======== Available data ========

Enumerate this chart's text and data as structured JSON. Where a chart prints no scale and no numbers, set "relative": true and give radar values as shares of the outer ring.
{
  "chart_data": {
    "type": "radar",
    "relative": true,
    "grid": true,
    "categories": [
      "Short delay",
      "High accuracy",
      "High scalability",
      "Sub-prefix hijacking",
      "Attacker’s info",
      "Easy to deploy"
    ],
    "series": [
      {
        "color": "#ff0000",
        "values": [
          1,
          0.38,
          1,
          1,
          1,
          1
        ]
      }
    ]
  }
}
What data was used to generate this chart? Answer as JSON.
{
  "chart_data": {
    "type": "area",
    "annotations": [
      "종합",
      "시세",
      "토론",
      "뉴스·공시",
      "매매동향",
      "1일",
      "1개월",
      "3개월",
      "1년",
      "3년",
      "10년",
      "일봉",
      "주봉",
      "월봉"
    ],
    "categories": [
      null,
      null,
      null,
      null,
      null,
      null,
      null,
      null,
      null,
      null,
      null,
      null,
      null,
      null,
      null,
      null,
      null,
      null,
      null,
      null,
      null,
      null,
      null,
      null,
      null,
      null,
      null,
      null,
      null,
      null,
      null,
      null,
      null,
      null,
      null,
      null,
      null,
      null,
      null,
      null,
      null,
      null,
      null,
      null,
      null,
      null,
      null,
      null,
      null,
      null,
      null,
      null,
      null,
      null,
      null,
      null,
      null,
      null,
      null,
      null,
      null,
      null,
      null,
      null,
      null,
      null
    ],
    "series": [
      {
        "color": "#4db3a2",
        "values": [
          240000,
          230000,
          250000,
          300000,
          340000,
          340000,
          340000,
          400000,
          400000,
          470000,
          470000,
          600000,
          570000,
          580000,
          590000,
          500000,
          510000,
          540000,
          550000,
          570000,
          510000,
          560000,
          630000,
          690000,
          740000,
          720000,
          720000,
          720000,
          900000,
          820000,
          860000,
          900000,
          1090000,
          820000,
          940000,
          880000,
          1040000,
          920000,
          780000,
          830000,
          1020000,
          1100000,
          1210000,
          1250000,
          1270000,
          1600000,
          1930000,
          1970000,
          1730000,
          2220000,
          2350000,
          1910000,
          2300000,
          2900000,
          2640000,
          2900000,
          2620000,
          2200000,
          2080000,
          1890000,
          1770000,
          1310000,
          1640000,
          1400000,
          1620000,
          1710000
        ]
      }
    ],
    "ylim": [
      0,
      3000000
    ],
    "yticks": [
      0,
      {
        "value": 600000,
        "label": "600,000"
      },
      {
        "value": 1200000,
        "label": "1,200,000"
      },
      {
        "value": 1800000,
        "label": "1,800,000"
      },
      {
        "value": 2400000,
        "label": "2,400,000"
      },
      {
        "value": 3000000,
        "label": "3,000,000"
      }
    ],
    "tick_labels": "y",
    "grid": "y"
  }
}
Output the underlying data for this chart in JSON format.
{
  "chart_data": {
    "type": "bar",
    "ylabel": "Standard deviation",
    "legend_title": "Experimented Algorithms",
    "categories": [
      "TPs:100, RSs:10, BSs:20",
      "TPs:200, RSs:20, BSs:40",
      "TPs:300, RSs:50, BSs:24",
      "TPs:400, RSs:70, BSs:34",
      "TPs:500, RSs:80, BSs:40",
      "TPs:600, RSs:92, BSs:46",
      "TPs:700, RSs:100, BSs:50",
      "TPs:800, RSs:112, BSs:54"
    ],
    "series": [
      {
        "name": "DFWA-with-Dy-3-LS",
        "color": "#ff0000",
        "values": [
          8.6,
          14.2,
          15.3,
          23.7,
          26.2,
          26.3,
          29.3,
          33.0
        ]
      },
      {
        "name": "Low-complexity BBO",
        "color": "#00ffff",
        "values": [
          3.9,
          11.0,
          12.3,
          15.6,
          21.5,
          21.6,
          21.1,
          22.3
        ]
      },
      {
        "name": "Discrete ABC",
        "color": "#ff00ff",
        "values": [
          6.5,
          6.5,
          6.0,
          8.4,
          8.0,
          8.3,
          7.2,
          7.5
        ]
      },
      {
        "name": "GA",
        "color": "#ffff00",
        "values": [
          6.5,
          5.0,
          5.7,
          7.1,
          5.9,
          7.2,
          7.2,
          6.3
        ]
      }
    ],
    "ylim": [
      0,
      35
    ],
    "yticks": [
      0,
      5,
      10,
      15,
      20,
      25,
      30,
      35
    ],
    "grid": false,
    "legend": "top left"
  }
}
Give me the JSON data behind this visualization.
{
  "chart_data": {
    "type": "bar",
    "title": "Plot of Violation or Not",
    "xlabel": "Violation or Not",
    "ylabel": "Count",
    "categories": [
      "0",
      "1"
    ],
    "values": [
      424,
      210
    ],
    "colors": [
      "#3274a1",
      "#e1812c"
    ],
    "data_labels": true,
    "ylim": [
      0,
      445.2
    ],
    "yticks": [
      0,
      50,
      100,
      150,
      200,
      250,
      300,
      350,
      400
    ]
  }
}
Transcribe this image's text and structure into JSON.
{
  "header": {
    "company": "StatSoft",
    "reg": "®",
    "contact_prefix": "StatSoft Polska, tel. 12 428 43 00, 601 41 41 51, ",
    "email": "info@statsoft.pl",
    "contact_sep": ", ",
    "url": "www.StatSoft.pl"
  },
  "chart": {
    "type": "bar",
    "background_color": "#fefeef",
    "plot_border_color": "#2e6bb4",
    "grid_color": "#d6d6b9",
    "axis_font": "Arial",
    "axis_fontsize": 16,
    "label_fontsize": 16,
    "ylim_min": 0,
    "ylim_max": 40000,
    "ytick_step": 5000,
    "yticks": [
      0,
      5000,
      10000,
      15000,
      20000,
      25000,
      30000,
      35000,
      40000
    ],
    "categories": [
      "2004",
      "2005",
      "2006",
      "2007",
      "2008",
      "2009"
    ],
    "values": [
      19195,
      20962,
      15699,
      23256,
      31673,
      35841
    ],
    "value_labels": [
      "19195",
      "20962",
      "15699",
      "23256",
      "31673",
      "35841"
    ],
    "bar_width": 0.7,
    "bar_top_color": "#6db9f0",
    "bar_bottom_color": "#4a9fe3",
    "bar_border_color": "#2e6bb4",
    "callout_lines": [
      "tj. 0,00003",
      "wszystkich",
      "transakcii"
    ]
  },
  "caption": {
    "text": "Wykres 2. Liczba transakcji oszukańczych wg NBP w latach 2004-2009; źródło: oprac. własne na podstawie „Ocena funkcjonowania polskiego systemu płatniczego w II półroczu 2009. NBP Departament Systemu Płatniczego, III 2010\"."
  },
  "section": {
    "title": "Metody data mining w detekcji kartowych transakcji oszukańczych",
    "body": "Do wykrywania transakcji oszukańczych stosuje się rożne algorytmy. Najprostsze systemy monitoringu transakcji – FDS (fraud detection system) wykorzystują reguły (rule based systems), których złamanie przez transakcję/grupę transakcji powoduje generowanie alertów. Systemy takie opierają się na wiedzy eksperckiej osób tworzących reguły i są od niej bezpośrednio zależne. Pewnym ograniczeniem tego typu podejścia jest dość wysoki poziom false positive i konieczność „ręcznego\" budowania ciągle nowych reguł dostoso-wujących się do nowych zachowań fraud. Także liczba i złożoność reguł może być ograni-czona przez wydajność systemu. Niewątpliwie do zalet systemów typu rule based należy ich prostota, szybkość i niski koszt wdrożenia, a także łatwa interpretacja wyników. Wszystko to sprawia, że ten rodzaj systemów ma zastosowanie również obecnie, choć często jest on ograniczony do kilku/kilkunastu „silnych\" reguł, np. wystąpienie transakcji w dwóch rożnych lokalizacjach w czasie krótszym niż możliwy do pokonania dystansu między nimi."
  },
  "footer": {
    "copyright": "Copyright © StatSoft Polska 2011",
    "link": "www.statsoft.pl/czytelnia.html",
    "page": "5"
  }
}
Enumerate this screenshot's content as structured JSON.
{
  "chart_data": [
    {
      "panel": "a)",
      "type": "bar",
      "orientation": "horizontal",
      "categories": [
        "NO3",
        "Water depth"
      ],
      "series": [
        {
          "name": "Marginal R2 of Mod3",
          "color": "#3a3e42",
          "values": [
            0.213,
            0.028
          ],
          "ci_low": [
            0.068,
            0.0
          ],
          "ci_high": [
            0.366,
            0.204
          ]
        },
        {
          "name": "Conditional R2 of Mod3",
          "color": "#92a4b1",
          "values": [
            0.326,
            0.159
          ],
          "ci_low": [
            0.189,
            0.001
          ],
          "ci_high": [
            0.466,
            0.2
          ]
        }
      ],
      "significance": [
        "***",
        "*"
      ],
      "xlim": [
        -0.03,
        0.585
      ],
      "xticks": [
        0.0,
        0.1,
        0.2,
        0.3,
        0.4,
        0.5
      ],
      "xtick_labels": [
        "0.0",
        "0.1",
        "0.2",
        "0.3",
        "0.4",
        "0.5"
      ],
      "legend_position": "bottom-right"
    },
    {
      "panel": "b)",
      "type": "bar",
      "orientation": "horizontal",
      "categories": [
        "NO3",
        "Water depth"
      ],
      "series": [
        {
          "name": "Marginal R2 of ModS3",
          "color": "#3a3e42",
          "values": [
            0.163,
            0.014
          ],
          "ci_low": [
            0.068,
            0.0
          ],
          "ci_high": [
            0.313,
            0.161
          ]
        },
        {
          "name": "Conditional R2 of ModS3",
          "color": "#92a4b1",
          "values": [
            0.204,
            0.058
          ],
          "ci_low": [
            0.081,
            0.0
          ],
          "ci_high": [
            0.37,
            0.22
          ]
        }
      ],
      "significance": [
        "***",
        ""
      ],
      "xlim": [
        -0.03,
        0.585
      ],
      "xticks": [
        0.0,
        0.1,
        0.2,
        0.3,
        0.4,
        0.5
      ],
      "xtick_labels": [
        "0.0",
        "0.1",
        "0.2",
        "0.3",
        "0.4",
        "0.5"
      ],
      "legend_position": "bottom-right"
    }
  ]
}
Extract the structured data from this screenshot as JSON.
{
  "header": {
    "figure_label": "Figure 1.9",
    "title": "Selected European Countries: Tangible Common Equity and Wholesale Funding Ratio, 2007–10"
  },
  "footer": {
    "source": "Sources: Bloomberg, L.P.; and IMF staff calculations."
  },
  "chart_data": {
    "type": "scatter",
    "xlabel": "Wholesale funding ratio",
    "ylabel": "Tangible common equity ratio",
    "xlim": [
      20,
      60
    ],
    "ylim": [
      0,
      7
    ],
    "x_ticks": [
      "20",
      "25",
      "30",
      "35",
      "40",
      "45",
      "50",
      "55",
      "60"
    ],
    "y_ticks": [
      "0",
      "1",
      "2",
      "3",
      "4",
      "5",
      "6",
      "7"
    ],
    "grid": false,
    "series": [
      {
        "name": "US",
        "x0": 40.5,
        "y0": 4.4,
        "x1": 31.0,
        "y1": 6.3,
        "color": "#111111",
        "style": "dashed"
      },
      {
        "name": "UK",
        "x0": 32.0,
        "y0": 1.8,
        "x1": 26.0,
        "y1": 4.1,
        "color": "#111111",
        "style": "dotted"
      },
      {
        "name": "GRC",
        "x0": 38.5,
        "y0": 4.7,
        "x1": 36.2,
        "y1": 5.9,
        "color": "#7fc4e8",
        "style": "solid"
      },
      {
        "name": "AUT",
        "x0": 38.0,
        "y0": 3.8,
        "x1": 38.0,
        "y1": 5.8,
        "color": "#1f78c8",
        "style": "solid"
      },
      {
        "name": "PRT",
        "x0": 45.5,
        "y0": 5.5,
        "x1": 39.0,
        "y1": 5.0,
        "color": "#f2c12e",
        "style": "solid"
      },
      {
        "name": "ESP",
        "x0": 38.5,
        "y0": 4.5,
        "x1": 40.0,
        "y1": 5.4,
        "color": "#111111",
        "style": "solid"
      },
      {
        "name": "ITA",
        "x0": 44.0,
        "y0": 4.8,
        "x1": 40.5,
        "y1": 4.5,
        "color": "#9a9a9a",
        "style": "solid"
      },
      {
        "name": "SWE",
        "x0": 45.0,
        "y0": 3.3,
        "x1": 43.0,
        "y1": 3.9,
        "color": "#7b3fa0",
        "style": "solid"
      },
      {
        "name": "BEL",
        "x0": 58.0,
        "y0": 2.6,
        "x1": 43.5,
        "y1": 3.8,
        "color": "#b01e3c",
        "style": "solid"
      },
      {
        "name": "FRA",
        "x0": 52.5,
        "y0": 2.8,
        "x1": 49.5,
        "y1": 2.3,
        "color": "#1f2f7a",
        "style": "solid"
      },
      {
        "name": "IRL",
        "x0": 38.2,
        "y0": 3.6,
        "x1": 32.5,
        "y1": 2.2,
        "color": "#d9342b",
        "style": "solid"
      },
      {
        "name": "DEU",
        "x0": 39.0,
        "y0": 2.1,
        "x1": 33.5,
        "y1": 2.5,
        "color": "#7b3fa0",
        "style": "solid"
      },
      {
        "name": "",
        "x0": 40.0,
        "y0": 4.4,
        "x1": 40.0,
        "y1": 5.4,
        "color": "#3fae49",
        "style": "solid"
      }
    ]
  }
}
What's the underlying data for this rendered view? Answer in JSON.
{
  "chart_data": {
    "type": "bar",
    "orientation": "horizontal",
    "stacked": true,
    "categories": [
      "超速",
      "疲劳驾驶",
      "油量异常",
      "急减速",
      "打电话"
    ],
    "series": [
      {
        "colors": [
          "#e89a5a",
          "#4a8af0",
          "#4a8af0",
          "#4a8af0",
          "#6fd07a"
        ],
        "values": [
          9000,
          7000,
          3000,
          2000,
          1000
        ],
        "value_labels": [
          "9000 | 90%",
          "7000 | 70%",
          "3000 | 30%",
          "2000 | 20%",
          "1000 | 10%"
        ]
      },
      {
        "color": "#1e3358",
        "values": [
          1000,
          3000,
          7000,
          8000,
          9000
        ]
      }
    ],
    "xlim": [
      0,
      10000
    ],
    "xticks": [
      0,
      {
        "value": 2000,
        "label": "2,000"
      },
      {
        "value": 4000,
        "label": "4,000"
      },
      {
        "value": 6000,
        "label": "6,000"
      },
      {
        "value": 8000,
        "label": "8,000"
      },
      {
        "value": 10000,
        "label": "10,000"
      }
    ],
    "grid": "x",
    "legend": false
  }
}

========

Where a line in the entries holds "Enumerate", copy that line.

Enumerate this chart's text and data as structured JSON. Where a chart prints no scale and no numbers, set "relative": true and give radar values as shares of the outer ring.
Enumerate this screenshot's content as structured JSON.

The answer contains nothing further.